* **SHORT TASK**: Search the material for the word "maka" and copy each line that holds it.
======== DATA ========
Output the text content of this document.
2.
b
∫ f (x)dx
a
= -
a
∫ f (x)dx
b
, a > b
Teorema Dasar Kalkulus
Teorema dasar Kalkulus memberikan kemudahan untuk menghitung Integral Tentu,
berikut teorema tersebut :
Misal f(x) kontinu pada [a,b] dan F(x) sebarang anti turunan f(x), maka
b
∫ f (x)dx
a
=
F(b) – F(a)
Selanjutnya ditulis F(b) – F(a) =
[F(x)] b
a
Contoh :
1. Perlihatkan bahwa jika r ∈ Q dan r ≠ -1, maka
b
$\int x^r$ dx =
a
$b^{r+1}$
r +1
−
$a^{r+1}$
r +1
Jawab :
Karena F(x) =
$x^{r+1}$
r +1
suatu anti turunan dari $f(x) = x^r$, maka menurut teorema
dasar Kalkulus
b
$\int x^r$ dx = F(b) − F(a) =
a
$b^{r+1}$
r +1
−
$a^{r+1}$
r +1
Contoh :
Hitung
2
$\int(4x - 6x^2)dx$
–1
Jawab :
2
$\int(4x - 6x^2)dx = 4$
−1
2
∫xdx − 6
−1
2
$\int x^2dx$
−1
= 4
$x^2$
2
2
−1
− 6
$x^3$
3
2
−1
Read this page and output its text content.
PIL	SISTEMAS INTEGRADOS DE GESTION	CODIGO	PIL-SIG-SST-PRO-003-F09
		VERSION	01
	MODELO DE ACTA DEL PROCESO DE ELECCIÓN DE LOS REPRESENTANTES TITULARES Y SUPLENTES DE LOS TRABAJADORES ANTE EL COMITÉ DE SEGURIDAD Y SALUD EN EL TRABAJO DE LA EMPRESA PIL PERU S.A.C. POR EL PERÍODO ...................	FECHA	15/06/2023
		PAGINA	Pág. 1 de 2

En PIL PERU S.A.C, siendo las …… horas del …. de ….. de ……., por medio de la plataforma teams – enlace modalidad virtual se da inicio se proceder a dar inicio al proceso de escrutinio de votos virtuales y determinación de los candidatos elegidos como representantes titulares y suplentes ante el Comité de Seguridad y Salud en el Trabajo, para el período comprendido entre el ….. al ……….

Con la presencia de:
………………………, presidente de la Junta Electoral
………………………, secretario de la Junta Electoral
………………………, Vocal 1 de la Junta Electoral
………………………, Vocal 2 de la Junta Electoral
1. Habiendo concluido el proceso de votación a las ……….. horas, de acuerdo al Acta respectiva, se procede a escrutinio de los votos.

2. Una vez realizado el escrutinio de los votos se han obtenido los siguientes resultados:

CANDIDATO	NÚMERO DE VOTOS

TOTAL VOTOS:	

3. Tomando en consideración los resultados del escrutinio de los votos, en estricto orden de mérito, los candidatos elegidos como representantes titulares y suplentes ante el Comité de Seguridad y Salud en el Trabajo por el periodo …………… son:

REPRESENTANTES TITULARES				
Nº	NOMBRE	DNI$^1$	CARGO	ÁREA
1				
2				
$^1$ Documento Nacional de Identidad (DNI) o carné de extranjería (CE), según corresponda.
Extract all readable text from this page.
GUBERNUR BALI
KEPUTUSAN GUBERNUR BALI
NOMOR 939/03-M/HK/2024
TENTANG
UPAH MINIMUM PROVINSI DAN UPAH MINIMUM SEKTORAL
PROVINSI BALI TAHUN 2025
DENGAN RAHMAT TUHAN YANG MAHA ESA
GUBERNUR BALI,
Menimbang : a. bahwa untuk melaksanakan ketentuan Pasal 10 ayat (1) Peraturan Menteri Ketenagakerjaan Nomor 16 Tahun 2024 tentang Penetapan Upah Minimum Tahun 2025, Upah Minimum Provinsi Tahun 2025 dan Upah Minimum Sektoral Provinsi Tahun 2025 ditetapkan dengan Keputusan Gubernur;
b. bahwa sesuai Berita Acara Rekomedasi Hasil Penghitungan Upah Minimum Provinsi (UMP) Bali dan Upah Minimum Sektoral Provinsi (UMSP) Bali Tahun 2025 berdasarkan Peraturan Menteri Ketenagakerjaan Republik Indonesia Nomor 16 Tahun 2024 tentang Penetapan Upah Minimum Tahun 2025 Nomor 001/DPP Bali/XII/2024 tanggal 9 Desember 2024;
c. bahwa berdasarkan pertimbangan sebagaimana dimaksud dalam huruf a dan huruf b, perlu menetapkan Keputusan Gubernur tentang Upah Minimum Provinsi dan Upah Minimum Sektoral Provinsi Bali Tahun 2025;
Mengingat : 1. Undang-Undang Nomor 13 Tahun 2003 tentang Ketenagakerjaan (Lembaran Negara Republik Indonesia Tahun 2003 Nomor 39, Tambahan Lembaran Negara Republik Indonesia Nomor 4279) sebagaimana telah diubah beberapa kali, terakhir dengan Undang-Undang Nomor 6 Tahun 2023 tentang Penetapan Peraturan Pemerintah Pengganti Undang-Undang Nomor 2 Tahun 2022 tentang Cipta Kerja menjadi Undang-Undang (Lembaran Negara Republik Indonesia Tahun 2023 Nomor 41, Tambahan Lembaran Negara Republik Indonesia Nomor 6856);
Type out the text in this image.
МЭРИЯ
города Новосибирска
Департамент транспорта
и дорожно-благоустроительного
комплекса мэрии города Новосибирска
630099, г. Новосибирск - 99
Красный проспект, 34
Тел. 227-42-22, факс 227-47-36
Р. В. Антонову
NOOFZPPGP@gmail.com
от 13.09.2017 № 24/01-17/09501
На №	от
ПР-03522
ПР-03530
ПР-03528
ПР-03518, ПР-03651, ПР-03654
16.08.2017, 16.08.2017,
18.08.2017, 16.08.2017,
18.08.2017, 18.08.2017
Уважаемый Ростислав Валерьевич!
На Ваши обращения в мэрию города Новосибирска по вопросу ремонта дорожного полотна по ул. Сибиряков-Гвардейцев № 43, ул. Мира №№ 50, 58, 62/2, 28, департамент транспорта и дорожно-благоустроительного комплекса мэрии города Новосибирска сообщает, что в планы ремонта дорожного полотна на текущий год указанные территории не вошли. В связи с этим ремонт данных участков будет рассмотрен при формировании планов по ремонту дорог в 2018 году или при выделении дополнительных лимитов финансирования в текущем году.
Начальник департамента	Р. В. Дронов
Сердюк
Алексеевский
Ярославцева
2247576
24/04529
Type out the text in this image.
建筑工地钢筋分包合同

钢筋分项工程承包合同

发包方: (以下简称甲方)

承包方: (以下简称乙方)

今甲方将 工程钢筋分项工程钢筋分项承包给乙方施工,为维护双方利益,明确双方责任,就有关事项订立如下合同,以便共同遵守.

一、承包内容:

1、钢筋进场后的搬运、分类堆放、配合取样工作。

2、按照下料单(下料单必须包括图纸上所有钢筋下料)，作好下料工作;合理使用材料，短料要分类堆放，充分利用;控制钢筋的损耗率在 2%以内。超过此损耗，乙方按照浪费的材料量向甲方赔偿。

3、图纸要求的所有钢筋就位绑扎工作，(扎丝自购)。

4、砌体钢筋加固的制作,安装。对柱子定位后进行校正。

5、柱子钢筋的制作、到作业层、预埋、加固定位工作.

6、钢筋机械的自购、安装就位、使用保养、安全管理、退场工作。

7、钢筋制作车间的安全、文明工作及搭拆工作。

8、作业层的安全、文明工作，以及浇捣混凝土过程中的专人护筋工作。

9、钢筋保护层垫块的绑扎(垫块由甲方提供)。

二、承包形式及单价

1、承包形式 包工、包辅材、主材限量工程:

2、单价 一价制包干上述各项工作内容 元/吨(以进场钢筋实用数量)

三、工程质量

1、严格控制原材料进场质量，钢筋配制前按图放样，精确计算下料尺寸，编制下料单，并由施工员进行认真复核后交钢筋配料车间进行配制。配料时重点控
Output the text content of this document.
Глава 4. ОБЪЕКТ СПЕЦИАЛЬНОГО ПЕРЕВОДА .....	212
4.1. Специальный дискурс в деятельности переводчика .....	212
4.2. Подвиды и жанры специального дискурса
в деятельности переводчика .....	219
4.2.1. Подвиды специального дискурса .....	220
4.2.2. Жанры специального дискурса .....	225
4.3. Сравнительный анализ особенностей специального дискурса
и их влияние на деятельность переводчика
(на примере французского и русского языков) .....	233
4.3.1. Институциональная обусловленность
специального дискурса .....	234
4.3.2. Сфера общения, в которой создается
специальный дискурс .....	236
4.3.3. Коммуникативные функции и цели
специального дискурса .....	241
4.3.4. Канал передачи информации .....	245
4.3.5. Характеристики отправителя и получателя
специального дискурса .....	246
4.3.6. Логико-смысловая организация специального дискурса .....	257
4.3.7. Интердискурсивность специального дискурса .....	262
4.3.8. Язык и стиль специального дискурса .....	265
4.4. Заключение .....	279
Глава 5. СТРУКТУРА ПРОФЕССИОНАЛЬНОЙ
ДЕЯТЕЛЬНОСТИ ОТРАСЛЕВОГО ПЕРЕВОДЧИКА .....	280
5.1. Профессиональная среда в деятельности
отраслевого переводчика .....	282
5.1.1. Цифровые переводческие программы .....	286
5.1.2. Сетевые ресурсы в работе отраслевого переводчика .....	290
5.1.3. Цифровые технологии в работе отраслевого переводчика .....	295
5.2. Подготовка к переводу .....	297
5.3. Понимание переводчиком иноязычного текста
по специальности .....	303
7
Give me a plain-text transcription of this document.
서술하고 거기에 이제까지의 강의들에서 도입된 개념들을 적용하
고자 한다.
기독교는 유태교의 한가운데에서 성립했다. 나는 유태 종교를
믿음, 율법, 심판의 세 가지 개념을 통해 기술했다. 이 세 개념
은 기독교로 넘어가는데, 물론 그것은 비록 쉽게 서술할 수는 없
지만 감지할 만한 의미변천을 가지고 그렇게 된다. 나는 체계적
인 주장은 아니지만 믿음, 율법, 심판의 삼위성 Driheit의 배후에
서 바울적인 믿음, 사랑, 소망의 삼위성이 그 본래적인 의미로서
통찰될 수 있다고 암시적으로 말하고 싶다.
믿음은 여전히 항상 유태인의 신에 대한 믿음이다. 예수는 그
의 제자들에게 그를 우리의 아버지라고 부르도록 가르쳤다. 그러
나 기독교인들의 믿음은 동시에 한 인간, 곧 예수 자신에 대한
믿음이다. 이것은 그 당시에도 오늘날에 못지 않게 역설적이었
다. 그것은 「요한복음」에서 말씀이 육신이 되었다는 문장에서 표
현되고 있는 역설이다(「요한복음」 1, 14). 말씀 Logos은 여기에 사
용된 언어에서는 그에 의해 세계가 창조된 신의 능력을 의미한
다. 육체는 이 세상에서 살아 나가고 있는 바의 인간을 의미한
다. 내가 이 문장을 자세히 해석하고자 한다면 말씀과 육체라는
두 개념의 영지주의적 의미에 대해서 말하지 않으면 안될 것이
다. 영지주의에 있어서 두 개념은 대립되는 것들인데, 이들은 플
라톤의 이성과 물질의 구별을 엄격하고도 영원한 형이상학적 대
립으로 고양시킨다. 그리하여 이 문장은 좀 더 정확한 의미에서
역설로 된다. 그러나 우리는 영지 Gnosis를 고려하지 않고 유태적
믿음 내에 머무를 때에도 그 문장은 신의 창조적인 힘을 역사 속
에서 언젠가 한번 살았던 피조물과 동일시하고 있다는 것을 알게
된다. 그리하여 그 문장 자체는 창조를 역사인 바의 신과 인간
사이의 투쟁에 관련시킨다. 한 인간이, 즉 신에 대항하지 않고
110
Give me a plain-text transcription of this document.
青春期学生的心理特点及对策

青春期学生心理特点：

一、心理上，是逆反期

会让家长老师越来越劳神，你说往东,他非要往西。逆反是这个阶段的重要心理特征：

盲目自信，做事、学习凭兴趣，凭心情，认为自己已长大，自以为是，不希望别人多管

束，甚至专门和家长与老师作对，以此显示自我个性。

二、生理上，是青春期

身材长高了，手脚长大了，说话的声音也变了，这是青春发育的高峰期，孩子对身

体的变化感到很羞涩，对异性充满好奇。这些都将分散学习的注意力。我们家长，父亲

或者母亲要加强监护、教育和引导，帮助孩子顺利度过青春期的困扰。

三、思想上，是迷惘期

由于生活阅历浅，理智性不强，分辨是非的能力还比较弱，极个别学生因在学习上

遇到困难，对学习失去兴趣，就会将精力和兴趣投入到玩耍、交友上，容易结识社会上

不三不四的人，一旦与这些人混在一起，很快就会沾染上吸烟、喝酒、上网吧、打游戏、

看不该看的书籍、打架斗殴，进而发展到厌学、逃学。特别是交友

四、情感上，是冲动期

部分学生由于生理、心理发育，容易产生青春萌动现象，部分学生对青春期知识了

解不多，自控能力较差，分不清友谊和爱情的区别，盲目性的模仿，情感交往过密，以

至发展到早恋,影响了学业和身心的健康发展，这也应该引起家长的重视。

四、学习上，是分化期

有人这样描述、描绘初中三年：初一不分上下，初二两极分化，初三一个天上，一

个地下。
========
* **TASK ANSWER**:
Misal f(x) kontinu pada [a,b] dan F(x) sebarang anti turunan f(x), maka
1. Perlihatkan bahwa jika r ∈ Q dan r ≠ -1, maka
suatu anti turunan dari $f(x) = x^r$, maka menurut teorema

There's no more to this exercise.